** Your objective **
An exact copy of the records is required, minus the pictures they hold.

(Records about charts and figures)
■ ■ ■

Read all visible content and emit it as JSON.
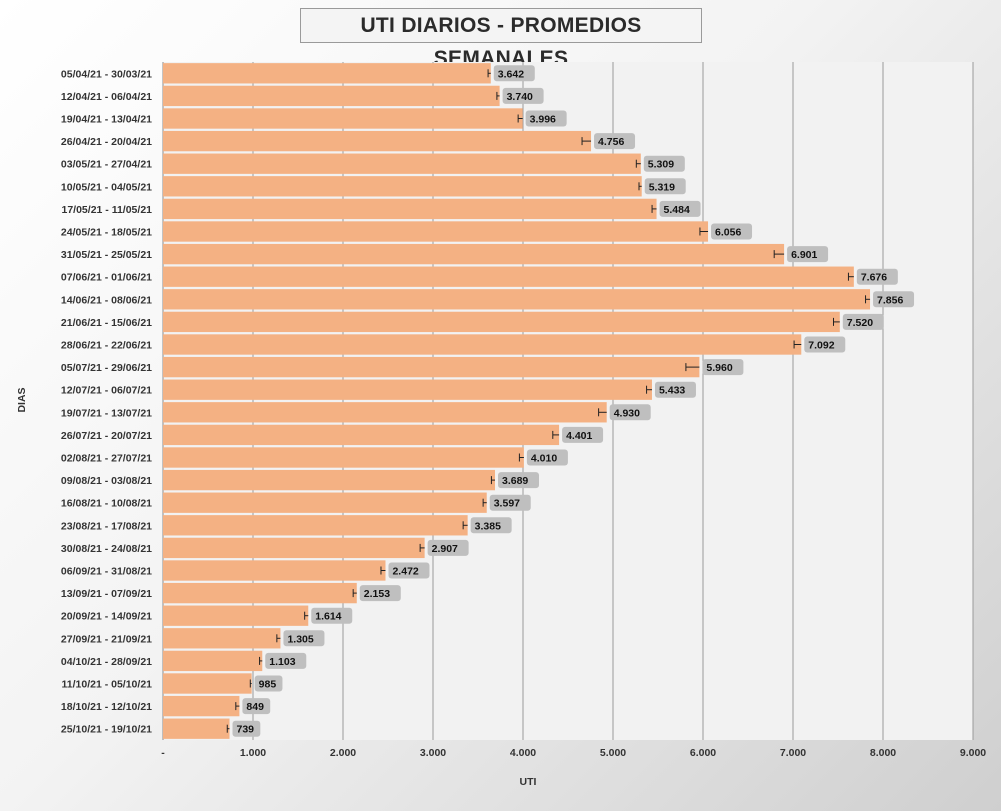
{
  "chart_data": {
    "type": "bar",
    "orientation": "horizontal",
    "title": "UTI DIARIOS - PROMEDIOS SEMANALES",
    "xlabel": "UTI",
    "ylabel": "DIAS",
    "xlim": [
      0,
      9000
    ],
    "x_ticks": [
      0,
      1000,
      2000,
      3000,
      4000,
      5000,
      6000,
      7000,
      8000,
      9000
    ],
    "x_tick_labels": [
      "-",
      "1.000",
      "2.000",
      "3.000",
      "4.000",
      "5.000",
      "6.000",
      "7.000",
      "8.000",
      "9.000"
    ],
    "grid": "vertical",
    "bar_color": "#F4B183",
    "label_bg_color": "#BFBFBF",
    "error_bars": true,
    "categories": [
      "05/04/21 - 30/03/21",
      "12/04/21 - 06/04/21",
      "19/04/21 - 13/04/21",
      "26/04/21 - 20/04/21",
      "03/05/21 - 27/04/21",
      "10/05/21 - 04/05/21",
      "17/05/21 - 11/05/21",
      "24/05/21 - 18/05/21",
      "31/05/21 - 25/05/21",
      "07/06/21 - 01/06/21",
      "14/06/21 - 08/06/21",
      "21/06/21 - 15/06/21",
      "28/06/21 - 22/06/21",
      "05/07/21 - 29/06/21",
      "12/07/21 - 06/07/21",
      "19/07/21 - 13/07/21",
      "26/07/21 - 20/07/21",
      "02/08/21 - 27/07/21",
      "09/08/21 - 03/08/21",
      "16/08/21 - 10/08/21",
      "23/08/21 - 17/08/21",
      "30/08/21 - 24/08/21",
      "06/09/21 - 31/08/21",
      "13/09/21 - 07/09/21",
      "20/09/21 - 14/09/21",
      "27/09/21 - 21/09/21",
      "04/10/21 - 28/09/21",
      "11/10/21 - 05/10/21",
      "18/10/21 - 12/10/21",
      "25/10/21 - 19/10/21"
    ],
    "values": [
      3642,
      3740,
      3996,
      4756,
      5309,
      5319,
      5484,
      6056,
      6901,
      7676,
      7856,
      7520,
      7092,
      5960,
      5433,
      4930,
      4401,
      4010,
      3689,
      3597,
      3385,
      2907,
      2472,
      2153,
      1614,
      1305,
      1103,
      985,
      849,
      739
    ],
    "value_labels": [
      "3.642",
      "3.740",
      "3.996",
      "4.756",
      "5.309",
      "5.319",
      "5.484",
      "6.056",
      "6.901",
      "7.676",
      "7.856",
      "7.520",
      "7.092",
      "5.960",
      "5.433",
      "4.930",
      "4.401",
      "4.010",
      "3.689",
      "3.597",
      "3.385",
      "2.907",
      "2.472",
      "2.153",
      "1.614",
      "1.305",
      "1.103",
      "985",
      "849",
      "739"
    ],
    "error_minus": [
      30,
      30,
      50,
      100,
      50,
      30,
      50,
      90,
      110,
      60,
      50,
      70,
      80,
      150,
      60,
      90,
      70,
      50,
      40,
      40,
      50,
      50,
      50,
      40,
      40,
      40,
      30,
      15,
      40,
      25
    ]
  }
}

■ ■ ■

** Output below **
Read all visible content and emit it as JSON.
{
  "chart_data": {
    "type": "bar",
    "orientation": "horizontal",
    "title": "UTI DIARIOS - PROMEDIOS SEMANALES",
    "xlabel": "UTI",
    "ylabel": "DIAS",
    "xlim": [
      0,
      9000
    ],
    "x_ticks": [
      0,
      1000,
      2000,
      3000,
      4000,
      5000,
      6000,
      7000,
      8000,
      9000
    ],
    "x_tick_labels": [
      "-",
      "1.000",
      "2.000",
      "3.000",
      "4.000",
      "5.000",
      "6.000",
      "7.000",
      "8.000",
      "9.000"
    ],
    "grid": "vertical",
    "bar_color": "#F4B183",
    "label_bg_color": "#BFBFBF",
    "error_bars": true,
    "categories": [
      "05/04/21 - 30/03/21",
      "12/04/21 - 06/04/21",
      "19/04/21 - 13/04/21",
      "26/04/21 - 20/04/21",
      "03/05/21 - 27/04/21",
      "10/05/21 - 04/05/21",
      "17/05/21 - 11/05/21",
      "24/05/21 - 18/05/21",
      "31/05/21 - 25/05/21",
      "07/06/21 - 01/06/21",
      "14/06/21 - 08/06/21",
      "21/06/21 - 15/06/21",
      "28/06/21 - 22/06/21",
      "05/07/21 - 29/06/21",
      "12/07/21 - 06/07/21",
      "19/07/21 - 13/07/21",
      "26/07/21 - 20/07/21",
      "02/08/21 - 27/07/21",
      "09/08/21 - 03/08/21",
      "16/08/21 - 10/08/21",
      "23/08/21 - 17/08/21",
      "30/08/21 - 24/08/21",
      "06/09/21 - 31/08/21",
      "13/09/21 - 07/09/21",
      "20/09/21 - 14/09/21",
      "27/09/21 - 21/09/21",
      "04/10/21 - 28/09/21",
      "11/10/21 - 05/10/21",
      "18/10/21 - 12/10/21",
      "25/10/21 - 19/10/21"
    ],
    "values": [
      3642,
      3740,
      3996,
      4756,
      5309,
      5319,
      5484,
      6056,
      6901,
      7676,
      7856,
      7520,
      7092,
      5960,
      5433,
      4930,
      4401,
      4010,
      3689,
      3597,
      3385,
      2907,
      2472,
      2153,
      1614,
      1305,
      1103,
      985,
      849,
      739
    ],
    "value_labels": [
      "3.642",
      "3.740",
      "3.996",
      "4.756",
      "5.309",
      "5.319",
      "5.484",
      "6.056",
      "6.901",
      "7.676",
      "7.856",
      "7.520",
      "7.092",
      "5.960",
      "5.433",
      "4.930",
      "4.401",
      "4.010",
      "3.689",
      "3.597",
      "3.385",
      "2.907",
      "2.472",
      "2.153",
      "1.614",
      "1.305",
      "1.103",
      "985",
      "849",
      "739"
    ],
    "error_minus": [
      30,
      30,
      50,
      100,
      50,
      30,
      50,
      90,
      110,
      60,
      50,
      70,
      80,
      150,
      60,
      90,
      70,
      50,
      40,
      40,
      50,
      50,
      50,
      40,
      40,
      40,
      30,
      15,
      40,
      25
    ]
  }
}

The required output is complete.